Report every line below that holds the word "Общедоступные".

*** Records to process

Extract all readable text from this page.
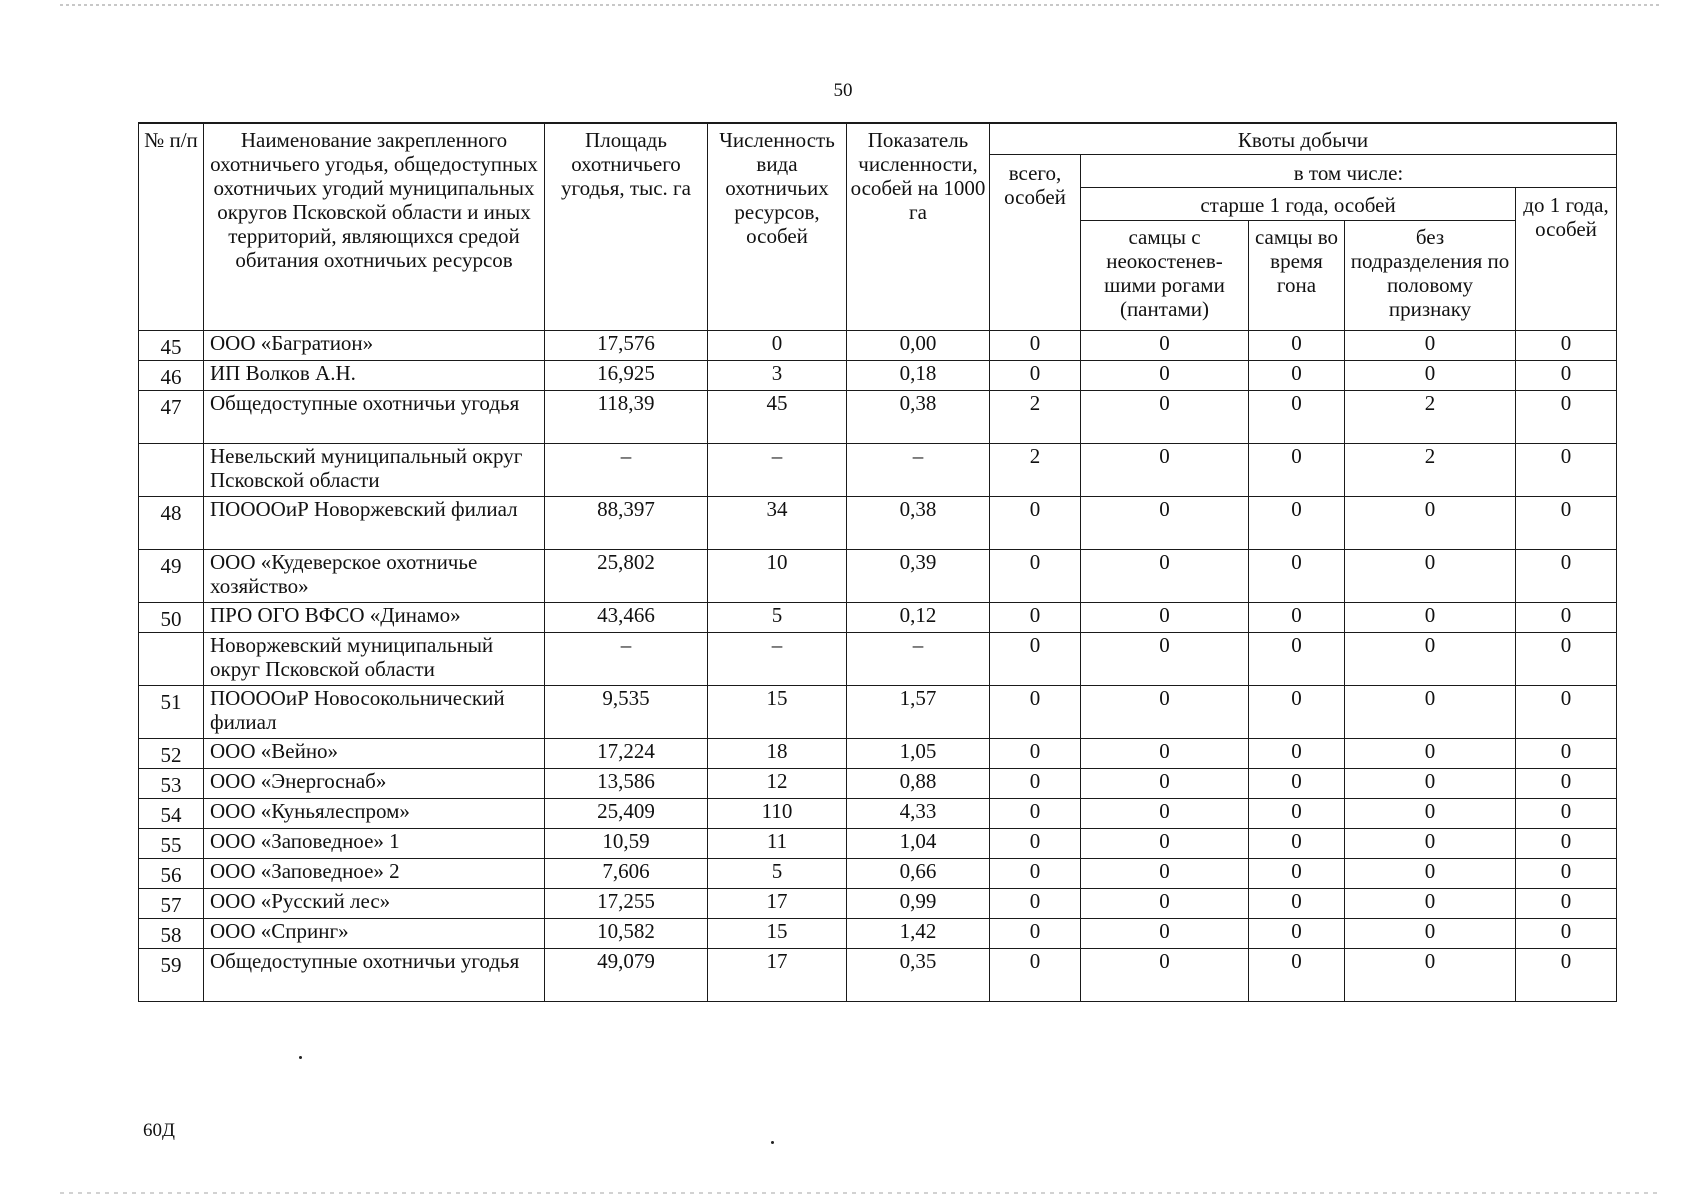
50
№ п/п	Наименование закрепленного охотничьего угодья, общедоступных охотничьих угодий муниципальных округов Псковской области и иных территорий, являющихся средой обитания охотничьих ресурсов	Площадь охотничьего угодья, тыс. га	Численность вида охотничьих ресурсов, особей	Показатель численности, особей на 1000 га	Квоты добычи				
					всего, особей	в том числе:			
						старше 1 года, особей			до 1 года, особей
						самцы с неокостенев-шими рогами (пантами)	самцы во время гона	без подразделения по половому признаку	
45	ООО «Багратион»	17,576	0	0,00	0	0	0	0	0
46	ИП Волков А.Н.	16,925	3	0,18	0	0	0	0	0
47	Общедоступные охотничьи угодья	118,39	45	0,38	2	0	0	2	0
	Невельский муниципальный округ Псковской области	–	–	–	2	0	0	2	0
48	ПООООиР Новоржевский филиал	88,397	34	0,38	0	0	0	0	0
49	ООО «Кудеверское охотничье хозяйство»	25,802	10	0,39	0	0	0	0	0
50	ПРО ОГО ВФСО «Динамо»	43,466	5	0,12	0	0	0	0	0
	Новоржевский муниципальный округ Псковской области	–	–	–	0	0	0	0	0
51	ПООООиР Новосокольнический филиал	9,535	15	1,57	0	0	0	0	0
52	ООО «Вейно»	17,224	18	1,05	0	0	0	0	0
53	ООО «Энергоснаб»	13,586	12	0,88	0	0	0	0	0
54	ООО «Куньялеспром»	25,409	110	4,33	0	0	0	0	0
55	ООО «Заповедное» 1	10,59	11	1,04	0	0	0	0	0
56	ООО «Заповедное» 2	7,606	5	0,66	0	0	0	0	0
57	ООО «Русский лес»	17,255	17	0,99	0	0	0	0	0
58	ООО «Спринг»	10,582	15	1,42	0	0	0	0	0
59	Общедоступные охотничьи угодья	49,079	17	0,35	0	0	0	0	0
60Д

******

> Result below:
47	Общедоступные охотничьи угодья	118,39	45	0,38	2	0	0	2	0
59	Общедоступные охотничьи угодья	49,079	17	0,35	0	0	0	0	0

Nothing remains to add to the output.